==== EXTRACTED INFORMATION

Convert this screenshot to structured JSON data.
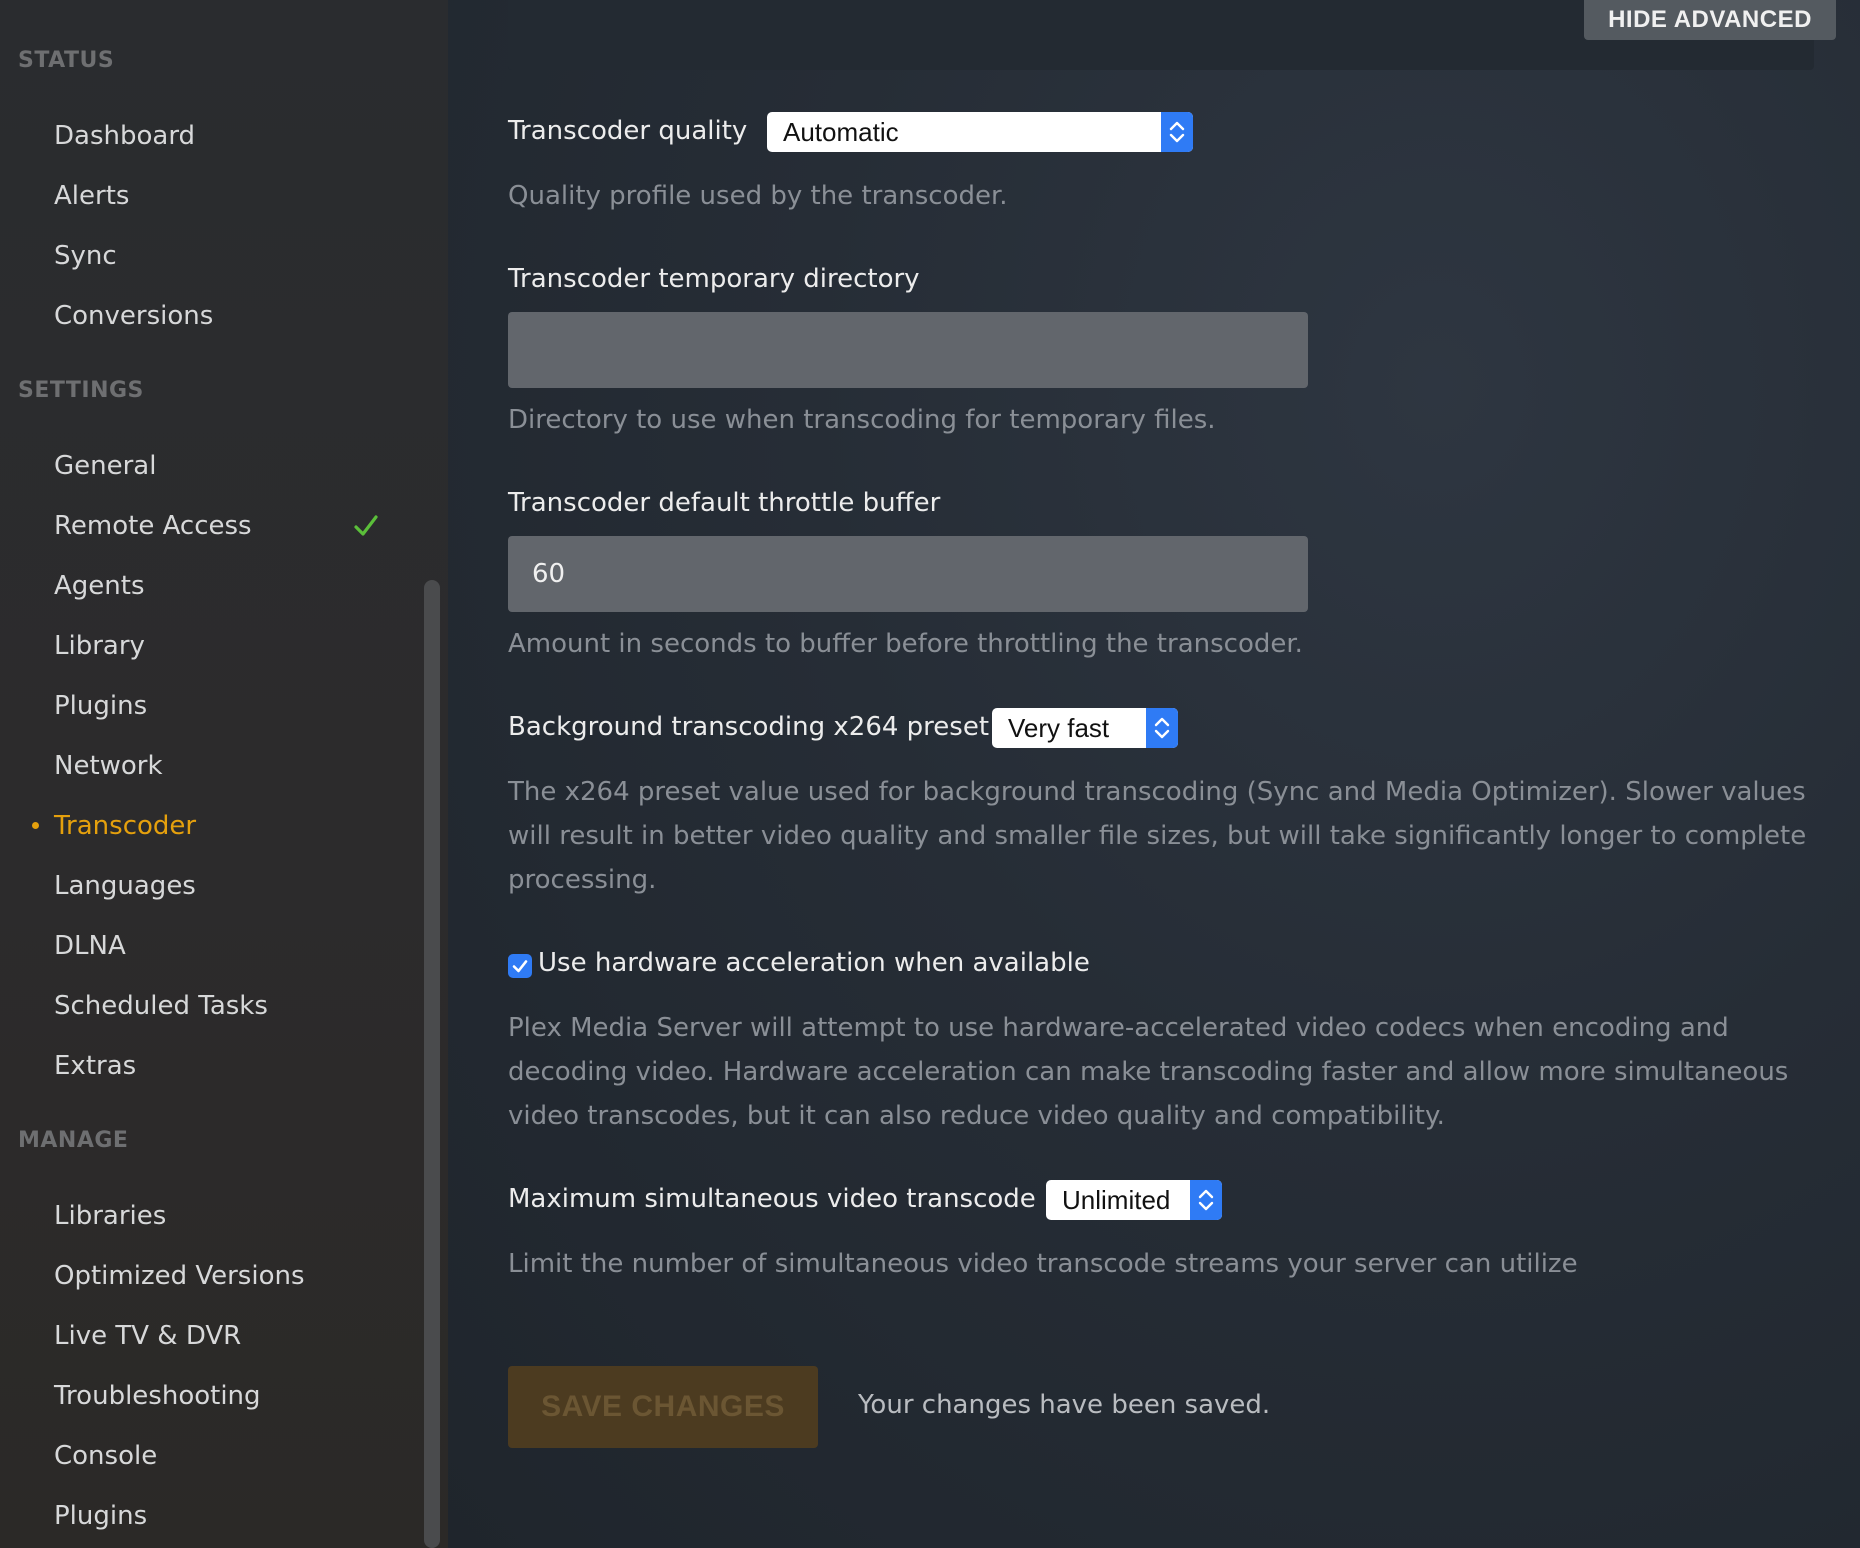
{
  "sidebar": {
    "sections": [
      {
        "title": "STATUS",
        "items": [
          "Dashboard",
          "Alerts",
          "Sync",
          "Conversions"
        ]
      },
      {
        "title": "SETTINGS",
        "items": [
          "General",
          "Remote Access",
          "Agents",
          "Library",
          "Plugins",
          "Network",
          "Transcoder",
          "Languages",
          "DLNA",
          "Scheduled Tasks",
          "Extras"
        ]
      },
      {
        "title": "MANAGE",
        "items": [
          "Libraries",
          "Optimized Versions",
          "Live TV & DVR",
          "Troubleshooting",
          "Console",
          "Plugins"
        ]
      }
    ],
    "active_item": "Transcoder",
    "remote_access_status_icon": "check-icon",
    "colors": {
      "active": "#e5a00d",
      "check": "#5bbf3a"
    }
  },
  "header": {
    "hide_advanced_label": "HIDE ADVANCED"
  },
  "settings": {
    "transcoder_quality": {
      "label": "Transcoder quality",
      "value": "Automatic",
      "help": "Quality profile used by the transcoder."
    },
    "temp_directory": {
      "label": "Transcoder temporary directory",
      "value": "",
      "help": "Directory to use when transcoding for temporary files."
    },
    "throttle_buffer": {
      "label": "Transcoder default throttle buffer",
      "value": "60",
      "help": "Amount in seconds to buffer before throttling the transcoder."
    },
    "x264_preset": {
      "label": "Background transcoding x264 preset",
      "value": "Very fast",
      "help": "The x264 preset value used for background transcoding (Sync and Media Optimizer). Slower values will result in better video quality and smaller file sizes, but will take significantly longer to complete processing."
    },
    "hardware_acceleration": {
      "label": "Use hardware acceleration when available",
      "checked": true,
      "help": "Plex Media Server will attempt to use hardware-accelerated video codecs when encoding and decoding video. Hardware acceleration can make transcoding faster and allow more simultaneous video transcodes, but it can also reduce video quality and compatibility."
    },
    "max_simultaneous": {
      "label": "Maximum simultaneous video transcode",
      "value": "Unlimited",
      "help": "Limit the number of simultaneous video transcode streams your server can utilize"
    }
  },
  "footer": {
    "save_label": "SAVE CHANGES",
    "saved_message": "Your changes have been saved."
  }
}
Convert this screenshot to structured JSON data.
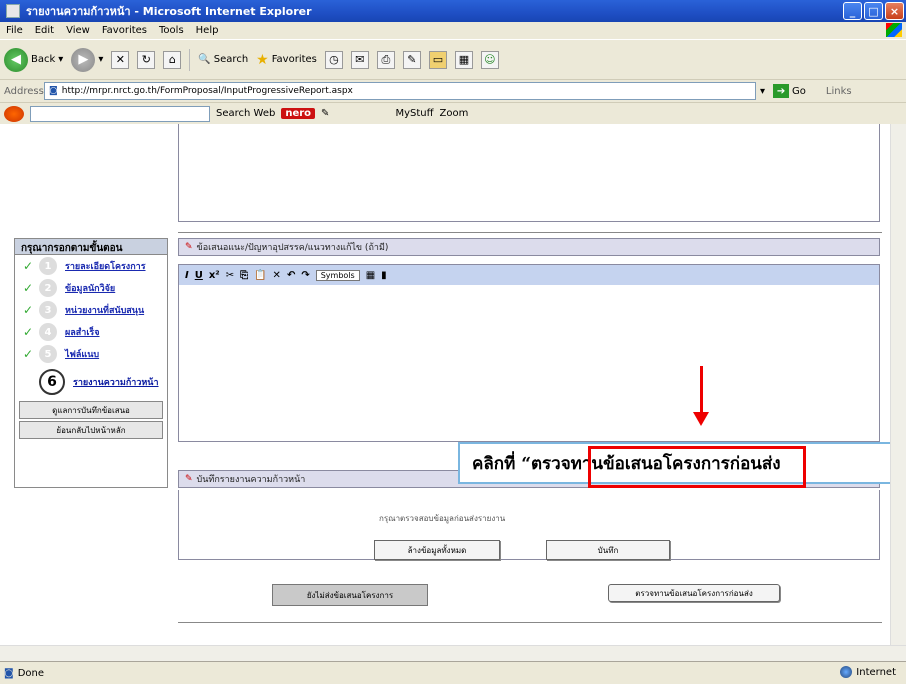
{
  "window": {
    "title": "รายงานความก้าวหน้า - Microsoft Internet Explorer",
    "buttons": [
      "_",
      "□",
      "×"
    ]
  },
  "menu": [
    "File",
    "Edit",
    "View",
    "Favorites",
    "Tools",
    "Help"
  ],
  "toolbar": {
    "back": "Back",
    "search": "Search",
    "favorites": "Favorites"
  },
  "address": {
    "label": "Address",
    "url": "http://mrpr.nrct.go.th/FormProposal/InputProgressiveReport.aspx",
    "go": "Go",
    "links": "Links"
  },
  "searchbar": {
    "search_web": "Search Web",
    "nero": "nero",
    "mystuff": "MyStuff",
    "zoom": "Zoom"
  },
  "steps": {
    "title": "กรุณากรอกตามขั้นตอน",
    "items": [
      {
        "num": "1",
        "label": "รายละเอียดโครงการ"
      },
      {
        "num": "2",
        "label": "ข้อมูลนักวิจัย"
      },
      {
        "num": "3",
        "label": "หน่วยงานที่สนับสนุน"
      },
      {
        "num": "4",
        "label": "ผลสำเร็จ"
      },
      {
        "num": "5",
        "label": "ไฟล์แนบ"
      },
      {
        "num": "6",
        "label": "รายงานความก้าวหน้า"
      }
    ],
    "btn_save_all": "ดูแลการบันทึกข้อเสนอ",
    "btn_back_main": "ย้อนกลับไปหน้าหลัก"
  },
  "form": {
    "section_problems": "ข้อเสนอแนะ/ปัญหาอุปสรรค/แนวทางแก้ไข (ถ้ามี)",
    "symbols": "Symbols",
    "section_report": "บันทึกรายงานความก้าวหน้า",
    "report_note": "กรุณาตรวจสอบข้อมูลก่อนส่งรายงาน",
    "btn_clear": "ล้างข้อมูลทั้งหมด",
    "btn_save": "บันทึก",
    "btn_not_submit": "ยังไม่ส่งข้อเสนอโครงการ",
    "btn_check": "ตรวจทานข้อเสนอโครงการก่อนส่ง"
  },
  "callout": {
    "text": "คลิกที่ “ตรวจทานข้อเสนอโครงการก่อนส่ง"
  },
  "status": {
    "left": "Done",
    "zone": "Internet"
  },
  "colors": {
    "title_blue": "#2a62d8",
    "highlight_red": "#e00000",
    "callout_border": "#7ab6e0"
  }
}
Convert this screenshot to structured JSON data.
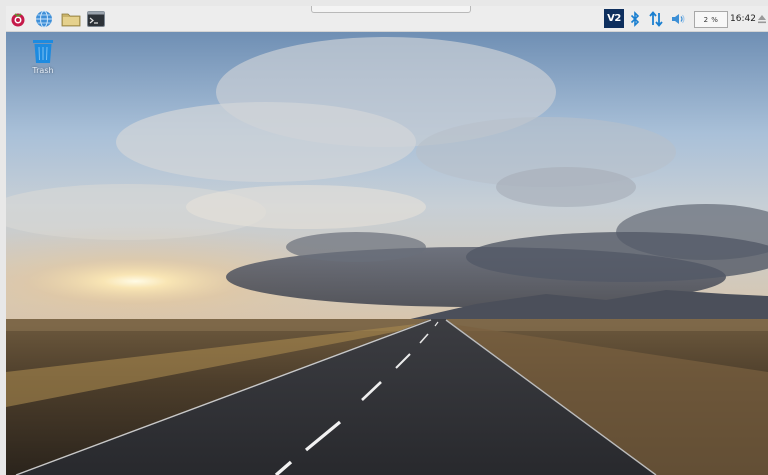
{
  "taskbar": {
    "launchers": [
      {
        "icon": "raspberry-menu-icon"
      },
      {
        "icon": "web-browser-globe-icon"
      },
      {
        "icon": "file-manager-folder-icon"
      },
      {
        "icon": "terminal-icon"
      }
    ],
    "tray": {
      "vnc_label": "V2",
      "bluetooth_icon": "bluetooth-icon",
      "network_icon": "network-arrows-icon",
      "volume_icon": "volume-icon",
      "cpu_usage": "2 %",
      "clock": "16:42",
      "eject_icon": "eject-icon"
    }
  },
  "desktop": {
    "icons": [
      {
        "label": "Trash",
        "icon": "trash-icon"
      }
    ],
    "wallpaper": "road-sunset"
  },
  "colors": {
    "taskbar_bg": "#ededed",
    "vnc_bg": "#0e2f5e",
    "accent_blue": "#1a7fd0",
    "trash_blue": "#1d8be0"
  }
}
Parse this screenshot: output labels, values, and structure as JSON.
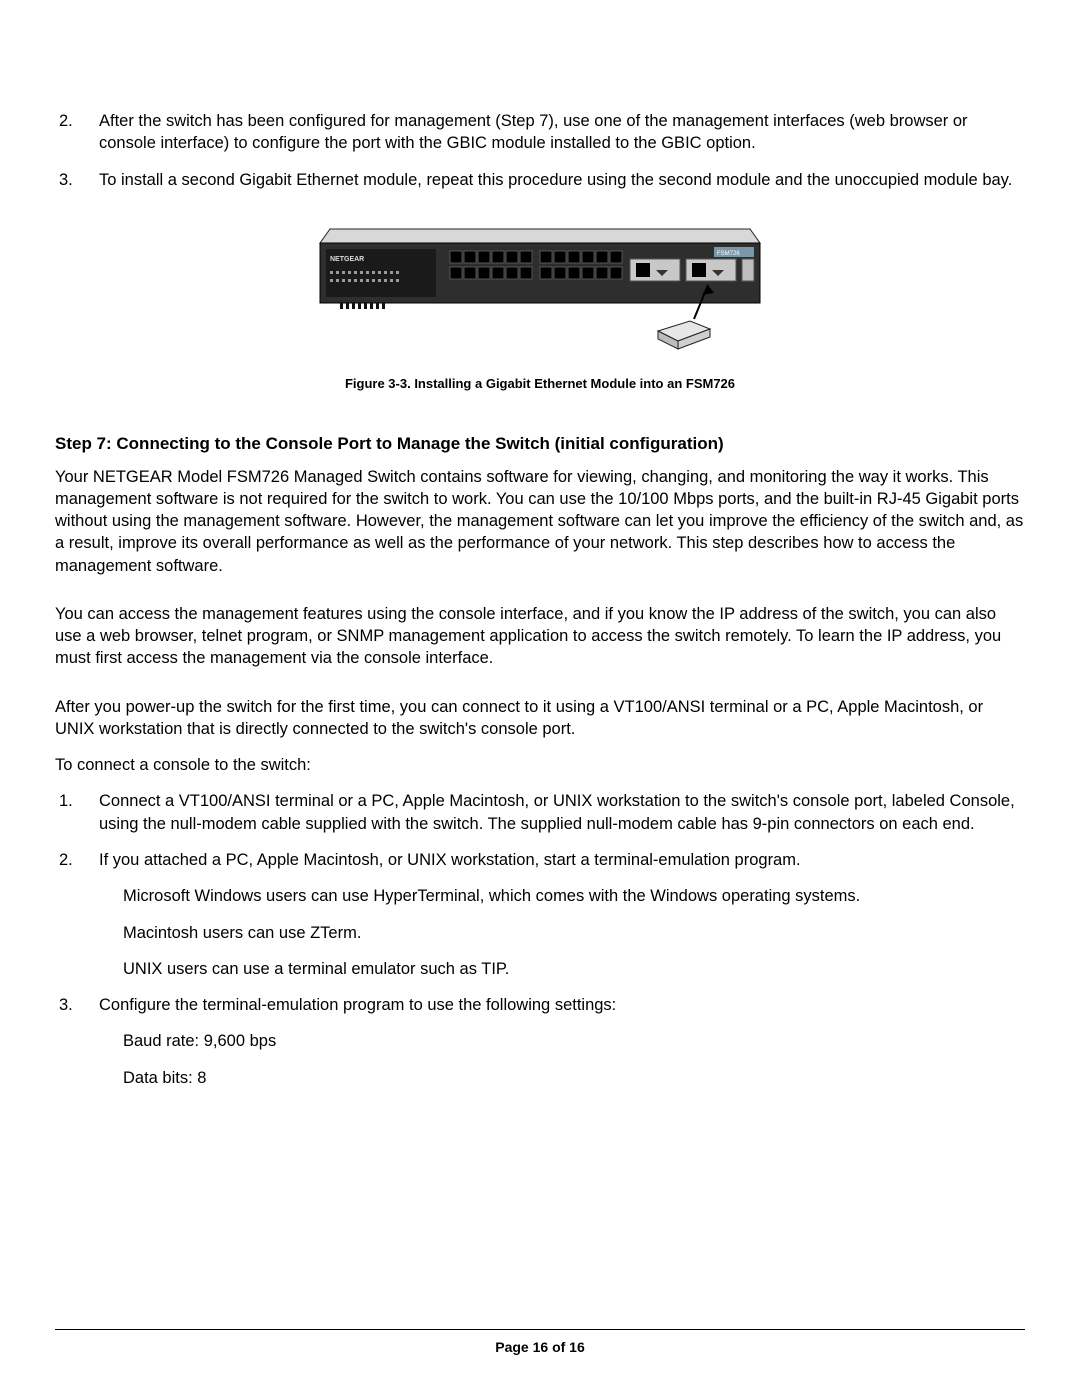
{
  "list_top": [
    {
      "num": "2.",
      "text": "After the switch has been configured for management (Step 7), use one of the management interfaces (web browser or console interface) to configure the port with the GBIC module installed to the GBIC option."
    },
    {
      "num": "3.",
      "text": "To install a second Gigabit Ethernet module, repeat this procedure using the second module and the unoccupied module bay."
    }
  ],
  "figure_caption": "Figure 3-3. Installing a Gigabit Ethernet Module into an FSM726",
  "heading": "Step 7: Connecting to the Console Port to Manage the Switch (initial configuration)",
  "para1": "Your NETGEAR Model FSM726 Managed Switch contains software for viewing, changing, and monitoring the way it works. This management software is not required for the switch to work.  You can use the 10/100 Mbps ports, and the built-in RJ-45 Gigabit ports without using the management software.  However, the management software can let you improve the efficiency of the switch and, as a result, improve its overall performance as well as the performance of your network. This step describes how to access the management software.",
  "para2": "You can access the management features using the console interface, and if you know the IP address of the switch, you can also use a web browser, telnet program, or SNMP management application to access the switch remotely.  To learn the IP address, you must first access the management via the console interface.",
  "para3": "After you power-up the switch for the first time, you can connect to it using a VT100/ANSI terminal or a PC, Apple Macintosh, or UNIX workstation that is directly connected to the switch's console port.",
  "para4": "To connect a console to the switch:",
  "list_bottom": [
    {
      "num": "1.",
      "text": "Connect a VT100/ANSI terminal or a PC, Apple Macintosh, or UNIX workstation to the switch's console port, labeled Console, using the null-modem cable supplied with the switch. The supplied null-modem cable has 9-pin connectors on each end."
    },
    {
      "num": "2.",
      "text": " If you attached a PC, Apple Macintosh, or UNIX workstation, start a terminal-emulation program."
    }
  ],
  "sub_after_2": [
    "Microsoft Windows users can use HyperTerminal, which comes with the Windows operating systems.",
    "Macintosh users can use ZTerm.",
    "UNIX users can use a terminal emulator such as TIP."
  ],
  "item3": {
    "num": "3.",
    "text": "Configure the terminal-emulation program to use the following settings:"
  },
  "sub_after_3": [
    "Baud rate: 9,600 bps",
    "Data bits: 8"
  ],
  "footer": "Page 16 of 16",
  "svg_label_brand": "NETGEAR",
  "svg_label_model": "FSM726"
}
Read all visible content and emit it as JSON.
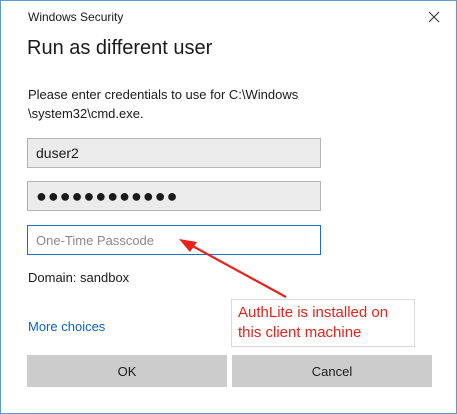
{
  "window": {
    "title": "Windows Security",
    "close_icon": "close-icon"
  },
  "dialog": {
    "heading": "Run as different user",
    "message_line1": "Please enter credentials to use for C:\\Windows",
    "message_line2": "\\system32\\cmd.exe."
  },
  "fields": {
    "username_value": "duser2",
    "password_value": "●●●●●●●●●●●●",
    "otp_placeholder": "One-Time Passcode",
    "otp_value": ""
  },
  "domain": {
    "label": "Domain: sandbox"
  },
  "links": {
    "more_choices": "More choices"
  },
  "buttons": {
    "ok": "OK",
    "cancel": "Cancel"
  },
  "annotation": {
    "line1": "AuthLite is installed on",
    "line2": "this client machine",
    "color": "#e8211b"
  },
  "colors": {
    "accent": "#0b63c9",
    "focus_border": "#1f6fc8",
    "button_bg": "#cccccc",
    "field_bg": "#ebebeb"
  }
}
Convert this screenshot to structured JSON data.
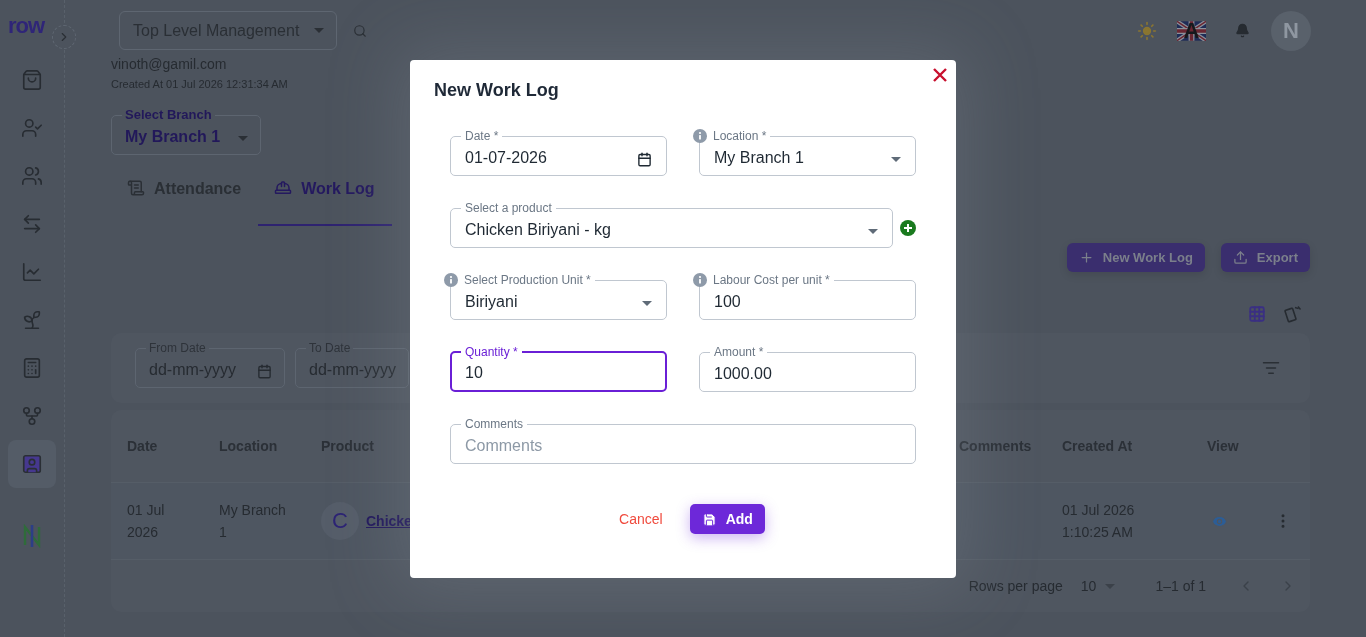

========

__WRITTEN INSTRUCTION__
Read the data above. Pull out each line in which the string "workstation" appears.

__REPLY__
  "para3": "After you power-up the switch for the first time, you can connect to it using a VT100/ANSI terminal or a PC, Apple Macintosh, or UNIX workstation that is directly connected to the switch's console port.",
      "text": "Connect a VT100/ANSI terminal or a PC, Apple Macintosh, or UNIX workstation to the switch's console port, labeled Console, using the null-modem cable supplied with the switch. The supplied null-modem cable has 9-pin connectors on each end."
      "text": " If you attached a PC, Apple Macintosh, or UNIX workstation, start a terminal-emulation program."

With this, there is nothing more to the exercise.